■ Given task ■
Print the records again, character for character.

■ Records for the task ■
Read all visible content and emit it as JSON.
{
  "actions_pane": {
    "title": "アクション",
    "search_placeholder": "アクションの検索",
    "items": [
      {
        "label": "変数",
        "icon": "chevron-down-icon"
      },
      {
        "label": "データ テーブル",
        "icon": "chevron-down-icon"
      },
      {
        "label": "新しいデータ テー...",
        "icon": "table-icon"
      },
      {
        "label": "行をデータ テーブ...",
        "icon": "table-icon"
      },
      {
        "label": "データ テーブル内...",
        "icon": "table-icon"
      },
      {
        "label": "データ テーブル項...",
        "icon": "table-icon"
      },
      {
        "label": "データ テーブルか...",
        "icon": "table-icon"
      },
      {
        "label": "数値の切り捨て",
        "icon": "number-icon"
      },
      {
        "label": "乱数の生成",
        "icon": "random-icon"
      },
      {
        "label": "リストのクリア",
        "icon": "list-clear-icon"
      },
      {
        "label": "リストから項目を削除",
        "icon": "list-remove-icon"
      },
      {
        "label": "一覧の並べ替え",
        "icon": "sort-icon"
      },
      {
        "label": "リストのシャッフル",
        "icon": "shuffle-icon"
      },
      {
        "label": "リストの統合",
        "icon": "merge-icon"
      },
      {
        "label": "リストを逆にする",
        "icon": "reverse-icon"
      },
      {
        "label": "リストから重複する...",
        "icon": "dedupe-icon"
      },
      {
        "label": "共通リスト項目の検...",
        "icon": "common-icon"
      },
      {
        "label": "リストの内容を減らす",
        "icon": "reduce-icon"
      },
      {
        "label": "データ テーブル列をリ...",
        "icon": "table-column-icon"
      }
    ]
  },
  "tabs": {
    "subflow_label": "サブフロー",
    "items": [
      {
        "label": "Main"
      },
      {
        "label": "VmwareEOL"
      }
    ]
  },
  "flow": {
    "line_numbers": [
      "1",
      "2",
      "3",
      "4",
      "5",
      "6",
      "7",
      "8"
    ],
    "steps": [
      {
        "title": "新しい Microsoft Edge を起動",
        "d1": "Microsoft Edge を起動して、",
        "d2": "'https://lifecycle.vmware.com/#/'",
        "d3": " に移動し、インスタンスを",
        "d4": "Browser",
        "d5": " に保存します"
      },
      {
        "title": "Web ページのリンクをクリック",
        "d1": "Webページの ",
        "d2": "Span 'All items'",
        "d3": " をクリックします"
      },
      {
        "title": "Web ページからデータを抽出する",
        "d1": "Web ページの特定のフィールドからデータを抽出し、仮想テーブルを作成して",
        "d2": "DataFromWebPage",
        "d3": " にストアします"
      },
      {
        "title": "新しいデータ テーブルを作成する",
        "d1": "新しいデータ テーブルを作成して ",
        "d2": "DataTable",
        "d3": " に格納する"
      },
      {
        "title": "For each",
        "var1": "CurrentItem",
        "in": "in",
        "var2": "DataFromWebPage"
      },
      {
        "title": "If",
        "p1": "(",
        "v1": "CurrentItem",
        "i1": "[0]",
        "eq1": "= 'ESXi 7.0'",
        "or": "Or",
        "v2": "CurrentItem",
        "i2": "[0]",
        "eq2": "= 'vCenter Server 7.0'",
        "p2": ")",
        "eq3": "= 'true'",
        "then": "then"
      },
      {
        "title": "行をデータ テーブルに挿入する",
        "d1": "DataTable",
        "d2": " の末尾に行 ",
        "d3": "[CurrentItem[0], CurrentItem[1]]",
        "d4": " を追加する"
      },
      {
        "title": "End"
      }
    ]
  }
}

■ Written response ■
Read all visible content and emit it as JSON.
{
  "actions_pane": {
    "title": "アクション",
    "search_placeholder": "アクションの検索",
    "items": [
      {
        "label": "変数",
        "icon": "chevron-down-icon"
      },
      {
        "label": "データ テーブル",
        "icon": "chevron-down-icon"
      },
      {
        "label": "新しいデータ テー...",
        "icon": "table-icon"
      },
      {
        "label": "行をデータ テーブ...",
        "icon": "table-icon"
      },
      {
        "label": "データ テーブル内...",
        "icon": "table-icon"
      },
      {
        "label": "データ テーブル項...",
        "icon": "table-icon"
      },
      {
        "label": "データ テーブルか...",
        "icon": "table-icon"
      },
      {
        "label": "数値の切り捨て",
        "icon": "number-icon"
      },
      {
        "label": "乱数の生成",
        "icon": "random-icon"
      },
      {
        "label": "リストのクリア",
        "icon": "list-clear-icon"
      },
      {
        "label": "リストから項目を削除",
        "icon": "list-remove-icon"
      },
      {
        "label": "一覧の並べ替え",
        "icon": "sort-icon"
      },
      {
        "label": "リストのシャッフル",
        "icon": "shuffle-icon"
      },
      {
        "label": "リストの統合",
        "icon": "merge-icon"
      },
      {
        "label": "リストを逆にする",
        "icon": "reverse-icon"
      },
      {
        "label": "リストから重複する...",
        "icon": "dedupe-icon"
      },
      {
        "label": "共通リスト項目の検...",
        "icon": "common-icon"
      },
      {
        "label": "リストの内容を減らす",
        "icon": "reduce-icon"
      },
      {
        "label": "データ テーブル列をリ...",
        "icon": "table-column-icon"
      }
    ]
  },
  "tabs": {
    "subflow_label": "サブフロー",
    "items": [
      {
        "label": "Main"
      },
      {
        "label": "VmwareEOL"
      }
    ]
  },
  "flow": {
    "line_numbers": [
      "1",
      "2",
      "3",
      "4",
      "5",
      "6",
      "7",
      "8"
    ],
    "steps": [
      {
        "title": "新しい Microsoft Edge を起動",
        "d1": "Microsoft Edge を起動して、",
        "d2": "'https://lifecycle.vmware.com/#/'",
        "d3": " に移動し、インスタンスを",
        "d4": "Browser",
        "d5": " に保存します"
      },
      {
        "title": "Web ページのリンクをクリック",
        "d1": "Webページの ",
        "d2": "Span 'All items'",
        "d3": " をクリックします"
      },
      {
        "title": "Web ページからデータを抽出する",
        "d1": "Web ページの特定のフィールドからデータを抽出し、仮想テーブルを作成して",
        "d2": "DataFromWebPage",
        "d3": " にストアします"
      },
      {
        "title": "新しいデータ テーブルを作成する",
        "d1": "新しいデータ テーブルを作成して ",
        "d2": "DataTable",
        "d3": " に格納する"
      },
      {
        "title": "For each",
        "var1": "CurrentItem",
        "in": "in",
        "var2": "DataFromWebPage"
      },
      {
        "title": "If",
        "p1": "(",
        "v1": "CurrentItem",
        "i1": "[0]",
        "eq1": "= 'ESXi 7.0'",
        "or": "Or",
        "v2": "CurrentItem",
        "i2": "[0]",
        "eq2": "= 'vCenter Server 7.0'",
        "p2": ")",
        "eq3": "= 'true'",
        "then": "then"
      },
      {
        "title": "行をデータ テーブルに挿入する",
        "d1": "DataTable",
        "d2": " の末尾に行 ",
        "d3": "[CurrentItem[0], CurrentItem[1]]",
        "d4": " を追加する"
      },
      {
        "title": "End"
      }
    ]
  }
}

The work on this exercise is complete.